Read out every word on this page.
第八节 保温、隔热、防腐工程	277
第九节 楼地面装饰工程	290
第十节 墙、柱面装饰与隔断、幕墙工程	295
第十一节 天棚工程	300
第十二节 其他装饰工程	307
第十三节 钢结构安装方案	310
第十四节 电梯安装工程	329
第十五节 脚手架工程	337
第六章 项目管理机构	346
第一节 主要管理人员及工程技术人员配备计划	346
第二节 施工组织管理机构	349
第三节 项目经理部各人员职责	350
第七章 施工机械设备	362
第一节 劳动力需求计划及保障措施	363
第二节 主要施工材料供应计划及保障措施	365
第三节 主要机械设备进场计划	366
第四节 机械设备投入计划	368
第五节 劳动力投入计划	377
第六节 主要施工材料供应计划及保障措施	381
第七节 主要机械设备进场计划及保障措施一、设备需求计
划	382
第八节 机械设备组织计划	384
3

• _Exercise instructions_
Write out the material from the first line to the last, exactly.

• _Problem solution_
Read out every word on this page.
第八节 保温、隔热、防腐工程	277
第九节 楼地面装饰工程	290
第十节 墙、柱面装饰与隔断、幕墙工程	295
第十一节 天棚工程	300
第十二节 其他装饰工程	307
第十三节 钢结构安装方案	310
第十四节 电梯安装工程	329
第十五节 脚手架工程	337
第六章 项目管理机构	346
第一节 主要管理人员及工程技术人员配备计划	346
第二节 施工组织管理机构	349
第三节 项目经理部各人员职责	350
第七章 施工机械设备	362
第一节 劳动力需求计划及保障措施	363
第二节 主要施工材料供应计划及保障措施	365
第三节 主要机械设备进场计划	366
第四节 机械设备投入计划	368
第五节 劳动力投入计划	377
第六节 主要施工材料供应计划及保障措施	381
第七节 主要机械设备进场计划及保障措施一、设备需求计
划	382
第八节 机械设备组织计划	384
3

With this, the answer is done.